— BEGIN Records for the task —
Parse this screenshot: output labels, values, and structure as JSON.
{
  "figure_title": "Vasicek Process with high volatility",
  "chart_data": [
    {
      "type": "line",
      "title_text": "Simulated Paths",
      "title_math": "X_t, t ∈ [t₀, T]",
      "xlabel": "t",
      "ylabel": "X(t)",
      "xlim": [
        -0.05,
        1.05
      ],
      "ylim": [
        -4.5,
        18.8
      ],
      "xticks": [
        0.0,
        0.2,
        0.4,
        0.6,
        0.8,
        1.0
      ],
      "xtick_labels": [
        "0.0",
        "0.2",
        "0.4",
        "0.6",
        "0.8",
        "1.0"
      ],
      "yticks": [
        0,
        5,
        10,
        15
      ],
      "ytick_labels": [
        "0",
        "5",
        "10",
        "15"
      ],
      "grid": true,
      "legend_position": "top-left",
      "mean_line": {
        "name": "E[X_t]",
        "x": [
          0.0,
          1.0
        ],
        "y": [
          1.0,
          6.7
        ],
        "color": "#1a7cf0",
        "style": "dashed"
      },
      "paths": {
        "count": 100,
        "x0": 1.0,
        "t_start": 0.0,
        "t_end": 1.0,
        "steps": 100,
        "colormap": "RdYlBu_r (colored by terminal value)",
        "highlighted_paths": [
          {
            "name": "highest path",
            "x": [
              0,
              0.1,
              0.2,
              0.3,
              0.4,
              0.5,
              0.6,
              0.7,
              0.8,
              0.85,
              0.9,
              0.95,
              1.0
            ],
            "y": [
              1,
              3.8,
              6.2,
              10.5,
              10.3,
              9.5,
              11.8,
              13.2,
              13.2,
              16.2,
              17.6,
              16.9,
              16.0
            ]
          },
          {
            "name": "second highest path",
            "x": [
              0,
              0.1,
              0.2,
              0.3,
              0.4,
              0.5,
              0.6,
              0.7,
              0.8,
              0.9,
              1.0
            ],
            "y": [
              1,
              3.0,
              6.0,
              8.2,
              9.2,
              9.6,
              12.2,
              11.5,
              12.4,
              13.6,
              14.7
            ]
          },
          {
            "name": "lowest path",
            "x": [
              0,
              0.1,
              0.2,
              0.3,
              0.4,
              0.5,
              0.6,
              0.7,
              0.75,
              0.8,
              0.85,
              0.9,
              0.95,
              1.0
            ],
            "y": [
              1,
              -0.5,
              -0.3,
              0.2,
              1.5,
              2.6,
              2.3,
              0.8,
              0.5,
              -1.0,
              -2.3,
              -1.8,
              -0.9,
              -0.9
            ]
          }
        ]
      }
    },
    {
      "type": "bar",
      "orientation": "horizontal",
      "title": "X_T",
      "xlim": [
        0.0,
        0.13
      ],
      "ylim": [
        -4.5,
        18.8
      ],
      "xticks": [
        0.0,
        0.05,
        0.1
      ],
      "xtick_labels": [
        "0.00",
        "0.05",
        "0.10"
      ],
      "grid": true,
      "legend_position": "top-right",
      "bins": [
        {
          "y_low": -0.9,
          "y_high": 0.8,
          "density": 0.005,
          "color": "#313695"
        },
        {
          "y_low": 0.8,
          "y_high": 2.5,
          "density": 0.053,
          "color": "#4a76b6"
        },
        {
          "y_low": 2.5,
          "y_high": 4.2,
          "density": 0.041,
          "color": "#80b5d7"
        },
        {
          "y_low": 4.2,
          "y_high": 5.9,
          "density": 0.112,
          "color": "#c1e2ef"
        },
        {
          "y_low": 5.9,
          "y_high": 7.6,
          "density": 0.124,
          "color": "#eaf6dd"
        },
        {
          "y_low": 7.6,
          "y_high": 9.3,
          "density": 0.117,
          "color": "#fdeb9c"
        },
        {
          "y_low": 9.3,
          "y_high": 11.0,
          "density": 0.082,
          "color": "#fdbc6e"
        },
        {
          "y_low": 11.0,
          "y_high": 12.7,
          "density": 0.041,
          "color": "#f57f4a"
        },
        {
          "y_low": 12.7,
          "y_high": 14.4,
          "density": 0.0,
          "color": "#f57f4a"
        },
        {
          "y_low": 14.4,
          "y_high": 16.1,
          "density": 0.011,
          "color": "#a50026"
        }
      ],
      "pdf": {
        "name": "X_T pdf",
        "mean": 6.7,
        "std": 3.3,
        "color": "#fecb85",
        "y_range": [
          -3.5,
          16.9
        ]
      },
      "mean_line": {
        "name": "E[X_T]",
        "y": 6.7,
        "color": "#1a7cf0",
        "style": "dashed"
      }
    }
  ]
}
— END Records for the task —
Task to complete
Please repeat the material above, word for word and in full.

The completed task
Parse this screenshot: output labels, values, and structure as JSON.
{
  "figure_title": "Vasicek Process with high volatility",
  "chart_data": [
    {
      "type": "line",
      "title_text": "Simulated Paths",
      "title_math": "X_t, t ∈ [t₀, T]",
      "xlabel": "t",
      "ylabel": "X(t)",
      "xlim": [
        -0.05,
        1.05
      ],
      "ylim": [
        -4.5,
        18.8
      ],
      "xticks": [
        0.0,
        0.2,
        0.4,
        0.6,
        0.8,
        1.0
      ],
      "xtick_labels": [
        "0.0",
        "0.2",
        "0.4",
        "0.6",
        "0.8",
        "1.0"
      ],
      "yticks": [
        0,
        5,
        10,
        15
      ],
      "ytick_labels": [
        "0",
        "5",
        "10",
        "15"
      ],
      "grid": true,
      "legend_position": "top-left",
      "mean_line": {
        "name": "E[X_t]",
        "x": [
          0.0,
          1.0
        ],
        "y": [
          1.0,
          6.7
        ],
        "color": "#1a7cf0",
        "style": "dashed"
      },
      "paths": {
        "count": 100,
        "x0": 1.0,
        "t_start": 0.0,
        "t_end": 1.0,
        "steps": 100,
        "colormap": "RdYlBu_r (colored by terminal value)",
        "highlighted_paths": [
          {
            "name": "highest path",
            "x": [
              0,
              0.1,
              0.2,
              0.3,
              0.4,
              0.5,
              0.6,
              0.7,
              0.8,
              0.85,
              0.9,
              0.95,
              1.0
            ],
            "y": [
              1,
              3.8,
              6.2,
              10.5,
              10.3,
              9.5,
              11.8,
              13.2,
              13.2,
              16.2,
              17.6,
              16.9,
              16.0
            ]
          },
          {
            "name": "second highest path",
            "x": [
              0,
              0.1,
              0.2,
              0.3,
              0.4,
              0.5,
              0.6,
              0.7,
              0.8,
              0.9,
              1.0
            ],
            "y": [
              1,
              3.0,
              6.0,
              8.2,
              9.2,
              9.6,
              12.2,
              11.5,
              12.4,
              13.6,
              14.7
            ]
          },
          {
            "name": "lowest path",
            "x": [
              0,
              0.1,
              0.2,
              0.3,
              0.4,
              0.5,
              0.6,
              0.7,
              0.75,
              0.8,
              0.85,
              0.9,
              0.95,
              1.0
            ],
            "y": [
              1,
              -0.5,
              -0.3,
              0.2,
              1.5,
              2.6,
              2.3,
              0.8,
              0.5,
              -1.0,
              -2.3,
              -1.8,
              -0.9,
              -0.9
            ]
          }
        ]
      }
    },
    {
      "type": "bar",
      "orientation": "horizontal",
      "title": "X_T",
      "xlim": [
        0.0,
        0.13
      ],
      "ylim": [
        -4.5,
        18.8
      ],
      "xticks": [
        0.0,
        0.05,
        0.1
      ],
      "xtick_labels": [
        "0.00",
        "0.05",
        "0.10"
      ],
      "grid": true,
      "legend_position": "top-right",
      "bins": [
        {
          "y_low": -0.9,
          "y_high": 0.8,
          "density": 0.005,
          "color": "#313695"
        },
        {
          "y_low": 0.8,
          "y_high": 2.5,
          "density": 0.053,
          "color": "#4a76b6"
        },
        {
          "y_low": 2.5,
          "y_high": 4.2,
          "density": 0.041,
          "color": "#80b5d7"
        },
        {
          "y_low": 4.2,
          "y_high": 5.9,
          "density": 0.112,
          "color": "#c1e2ef"
        },
        {
          "y_low": 5.9,
          "y_high": 7.6,
          "density": 0.124,
          "color": "#eaf6dd"
        },
        {
          "y_low": 7.6,
          "y_high": 9.3,
          "density": 0.117,
          "color": "#fdeb9c"
        },
        {
          "y_low": 9.3,
          "y_high": 11.0,
          "density": 0.082,
          "color": "#fdbc6e"
        },
        {
          "y_low": 11.0,
          "y_high": 12.7,
          "density": 0.041,
          "color": "#f57f4a"
        },
        {
          "y_low": 12.7,
          "y_high": 14.4,
          "density": 0.0,
          "color": "#f57f4a"
        },
        {
          "y_low": 14.4,
          "y_high": 16.1,
          "density": 0.011,
          "color": "#a50026"
        }
      ],
      "pdf": {
        "name": "X_T pdf",
        "mean": 6.7,
        "std": 3.3,
        "color": "#fecb85",
        "y_range": [
          -3.5,
          16.9
        ]
      },
      "mean_line": {
        "name": "E[X_T]",
        "y": 6.7,
        "color": "#1a7cf0",
        "style": "dashed"
      }
    }
  ]
}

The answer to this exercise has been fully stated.